*Zadanie*
Zastąp w recenzji laptopa słowo "obłędu" słowem "szaleństwa" i podaj ponownie tekst między "Zacznijmy od kwestii, która" a "z katowanymi cewkami." włącznie.

*Fragment tekstu*
☆ ☆ ☆

Do kwestii obrazu producent podszedł z sercem, gdyż do testowanego modelu trafił matowy ekran Full HD o całkiem przyzwoitych parametrach. Poziom podświetlenia jest wysoki, nie rozczarowuje również kontrast oraz nasycenie kolorów. Filmy, gry czy inne multimedia będą się na nim ładnie prezentować. Nieco słabiej wypadają kąty widzenia, ale pamiętajmy, że nie jest to ekran z IPS na pokładzie.
Matryca
Zakres kolorów
| Szczegółowy pomiar podświetlenia | Kąty widzenia ekranu |
Choć trudno Della 3540 nazwać laptopem ultramobilnym, znajdziemy w nim niskonapięciowy procesor Intel Core i5 4200U. Poprawiło to co prawda kulturę pracy układu chłodzenia i zmniejszyło apetyt notebooka na energię, ale taki CPU nie zapewnia osiągów "zwyczajnych" procesorów. Podczas testów nie zauważyliśmy jednak oznak braku mocy - do naprawdę ambitnych zadań przeznaczone są inne notebooki.
Uroczą wisienką na cyfrowym torcie jest układ graficzny. Radeon HD 8850 bardzo spodoba się graczom - przy ograniczeniu się do rozdzielczości HD możemy liczyć na płynną zabawę z najnowszymi produkcjami, i to w całkiem przyzwoitych ustawieniach graficznych.
Fabrycznie do notebooka trafia talerzowy dysk twardy o pojemności 500 GB. Na początek wystarczy, z czasem warto jednak zastanowić się nad jego wymianą na nośnik SSD lub hybrydowy.
Zacznijmy od kwestii, która przez tydzień testów doprowadziła redakcyjny zespół niemal do obłędu - pisku cewek. Przy obciążonym układzie graficznym, ich cichy a zarazem natarczywy dźwięk wypełniał całą redakcję. Co więcej, jego natężenie oraz częstotliwość zmieniały się wraz z zawartością ekranu, co dodatkowo pogarszało sprawę. Miejmy nadzieję, że ta przypadłość ogranicza się tylko do naszego modelu i nie jest cechą charakterystyczną dla całej serii.
Z chłodzeniem nie ma już takich ekscesów - przy niewielkim obciążeniu sprzęt zachowuje się bardzo dyskretnie. Gdy grafika ruszy do akcji, szum nieco rośnie, ale i tak przegrywa z katowanymi cewkami.

☆ ☆ ☆

Wykazy współrzędnych ramek

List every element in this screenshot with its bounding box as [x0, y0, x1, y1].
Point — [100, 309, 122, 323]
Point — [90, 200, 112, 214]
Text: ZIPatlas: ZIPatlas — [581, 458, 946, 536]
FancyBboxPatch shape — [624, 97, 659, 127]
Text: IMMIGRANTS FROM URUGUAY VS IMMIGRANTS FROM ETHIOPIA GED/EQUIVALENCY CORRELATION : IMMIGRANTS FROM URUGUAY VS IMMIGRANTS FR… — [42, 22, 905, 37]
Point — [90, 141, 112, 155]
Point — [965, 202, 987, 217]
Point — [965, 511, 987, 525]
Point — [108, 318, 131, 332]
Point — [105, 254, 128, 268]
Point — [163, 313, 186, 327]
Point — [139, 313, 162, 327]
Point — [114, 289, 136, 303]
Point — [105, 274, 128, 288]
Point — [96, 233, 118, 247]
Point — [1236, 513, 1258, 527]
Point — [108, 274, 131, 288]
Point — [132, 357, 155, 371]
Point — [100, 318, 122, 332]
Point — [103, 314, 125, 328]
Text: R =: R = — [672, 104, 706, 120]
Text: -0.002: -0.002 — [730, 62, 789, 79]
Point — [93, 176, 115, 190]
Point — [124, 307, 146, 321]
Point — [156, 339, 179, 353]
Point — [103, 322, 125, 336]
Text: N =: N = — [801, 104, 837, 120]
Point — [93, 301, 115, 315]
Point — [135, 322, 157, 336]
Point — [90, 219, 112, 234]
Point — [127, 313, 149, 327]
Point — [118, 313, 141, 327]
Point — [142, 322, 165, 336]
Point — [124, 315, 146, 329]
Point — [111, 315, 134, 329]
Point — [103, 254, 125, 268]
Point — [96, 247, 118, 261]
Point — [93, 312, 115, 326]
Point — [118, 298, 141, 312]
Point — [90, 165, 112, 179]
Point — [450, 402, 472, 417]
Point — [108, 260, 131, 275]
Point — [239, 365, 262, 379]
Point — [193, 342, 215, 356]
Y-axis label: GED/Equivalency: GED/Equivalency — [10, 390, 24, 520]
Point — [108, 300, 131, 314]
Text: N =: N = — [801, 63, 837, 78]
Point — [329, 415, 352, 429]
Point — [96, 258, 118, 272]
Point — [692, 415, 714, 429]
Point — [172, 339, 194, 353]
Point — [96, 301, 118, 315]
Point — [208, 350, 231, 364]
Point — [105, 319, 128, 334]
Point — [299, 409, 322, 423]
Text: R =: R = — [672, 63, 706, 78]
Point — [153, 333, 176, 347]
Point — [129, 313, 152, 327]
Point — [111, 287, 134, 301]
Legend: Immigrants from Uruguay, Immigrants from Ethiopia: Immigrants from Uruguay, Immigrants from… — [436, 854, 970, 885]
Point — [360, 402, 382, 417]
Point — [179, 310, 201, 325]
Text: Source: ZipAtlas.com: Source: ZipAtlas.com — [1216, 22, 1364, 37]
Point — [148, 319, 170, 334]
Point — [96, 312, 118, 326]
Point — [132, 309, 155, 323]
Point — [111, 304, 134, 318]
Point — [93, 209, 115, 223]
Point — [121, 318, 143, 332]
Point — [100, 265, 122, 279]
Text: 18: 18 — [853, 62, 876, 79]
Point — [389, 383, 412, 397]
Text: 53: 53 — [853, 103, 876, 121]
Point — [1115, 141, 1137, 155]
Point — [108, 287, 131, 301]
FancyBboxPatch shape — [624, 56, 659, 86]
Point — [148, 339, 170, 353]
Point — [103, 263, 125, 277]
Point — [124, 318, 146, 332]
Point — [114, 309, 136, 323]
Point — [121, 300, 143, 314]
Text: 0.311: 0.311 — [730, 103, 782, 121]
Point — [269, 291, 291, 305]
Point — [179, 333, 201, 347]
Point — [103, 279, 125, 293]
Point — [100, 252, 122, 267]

☆ ☆ ☆

*Rozwiązanie*
Zacznijmy od kwestii, która przez tydzień testów doprowadziła redakcyjny zespół niemal do szaleństwa - pisku cewek. Przy obciążonym układzie graficznym, ich cichy a zarazem natarczywy dźwięk wypełniał całą redakcję. Co więcej, jego natężenie oraz częstotliwość zmieniały się wraz z zawartością ekranu, co dodatkowo pogarszało sprawę. Miejmy nadzieję, że ta przypadłość ogranicza się tylko do naszego modelu i nie jest cechą charakterystyczną dla całej serii.
Z chłodzeniem nie ma już takich ekscesów - przy niewielkim obciążeniu sprzęt zachowuje się bardzo dyskretnie. Gdy grafika ruszy do akcji, szum nieco rośnie, ale i tak przegrywa z katowanymi cewkami.